PROBLEM TO WORK ON: Please quote every line word for word.

DATA PROVIDED:
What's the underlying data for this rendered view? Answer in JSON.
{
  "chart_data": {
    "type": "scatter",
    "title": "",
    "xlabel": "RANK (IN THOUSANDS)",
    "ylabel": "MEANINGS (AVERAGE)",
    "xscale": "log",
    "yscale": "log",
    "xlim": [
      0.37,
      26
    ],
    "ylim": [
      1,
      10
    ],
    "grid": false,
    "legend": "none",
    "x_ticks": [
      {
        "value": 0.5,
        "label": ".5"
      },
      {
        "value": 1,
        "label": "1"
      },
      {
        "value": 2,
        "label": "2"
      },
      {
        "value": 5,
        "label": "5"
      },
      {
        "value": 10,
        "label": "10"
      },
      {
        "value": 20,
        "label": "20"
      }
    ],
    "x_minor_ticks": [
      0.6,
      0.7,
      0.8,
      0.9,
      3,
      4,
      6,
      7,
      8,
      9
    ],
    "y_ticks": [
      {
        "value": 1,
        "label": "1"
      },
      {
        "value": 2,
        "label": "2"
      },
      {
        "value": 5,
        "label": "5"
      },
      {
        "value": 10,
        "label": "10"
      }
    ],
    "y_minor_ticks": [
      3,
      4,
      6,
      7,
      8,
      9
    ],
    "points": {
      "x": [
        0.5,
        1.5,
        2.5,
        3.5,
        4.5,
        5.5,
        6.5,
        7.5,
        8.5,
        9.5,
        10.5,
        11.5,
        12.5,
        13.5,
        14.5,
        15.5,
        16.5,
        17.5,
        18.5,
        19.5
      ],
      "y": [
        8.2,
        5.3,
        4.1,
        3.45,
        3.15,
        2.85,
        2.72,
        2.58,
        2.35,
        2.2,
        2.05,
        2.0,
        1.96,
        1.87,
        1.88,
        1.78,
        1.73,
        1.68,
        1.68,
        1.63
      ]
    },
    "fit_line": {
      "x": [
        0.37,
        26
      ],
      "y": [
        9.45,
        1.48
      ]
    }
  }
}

SOLUTION FOR THIS EXERCISE:
What's the underlying data for this rendered view? Answer in JSON.
{
  "chart_data": {
    "type": "scatter",
    "title": "",
    "xlabel": "RANK (IN THOUSANDS)",
    "ylabel": "MEANINGS (AVERAGE)",
    "xscale": "log",
    "yscale": "log",
    "xlim": [
      0.37,
      26
    ],
    "ylim": [
      1,
      10
    ],
    "grid": false,
    "legend": "none",
    "x_ticks": [
      {
        "value": 0.5,
        "label": ".5"
      },
      {
        "value": 1,
        "label": "1"
      },
      {
        "value": 2,
        "label": "2"
      },
      {
        "value": 5,
        "label": "5"
      },
      {
        "value": 10,
        "label": "10"
      },
      {
        "value": 20,
        "label": "20"
      }
    ],
    "x_minor_ticks": [
      0.6,
      0.7,
      0.8,
      0.9,
      3,
      4,
      6,
      7,
      8,
      9
    ],
    "y_ticks": [
      {
        "value": 1,
        "label": "1"
      },
      {
        "value": 2,
        "label": "2"
      },
      {
        "value": 5,
        "label": "5"
      },
      {
        "value": 10,
        "label": "10"
      }
    ],
    "y_minor_ticks": [
      3,
      4,
      6,
      7,
      8,
      9
    ],
    "points": {
      "x": [
        0.5,
        1.5,
        2.5,
        3.5,
        4.5,
        5.5,
        6.5,
        7.5,
        8.5,
        9.5,
        10.5,
        11.5,
        12.5,
        13.5,
        14.5,
        15.5,
        16.5,
        17.5,
        18.5,
        19.5
      ],
      "y": [
        8.2,
        5.3,
        4.1,
        3.45,
        3.15,
        2.85,
        2.72,
        2.58,
        2.35,
        2.2,
        2.05,
        2.0,
        1.96,
        1.87,
        1.88,
        1.78,
        1.73,
        1.68,
        1.68,
        1.63
      ]
    },
    "fit_line": {
      "x": [
        0.37,
        26
      ],
      "y": [
        9.45,
        1.48
      ]
    }
  }
}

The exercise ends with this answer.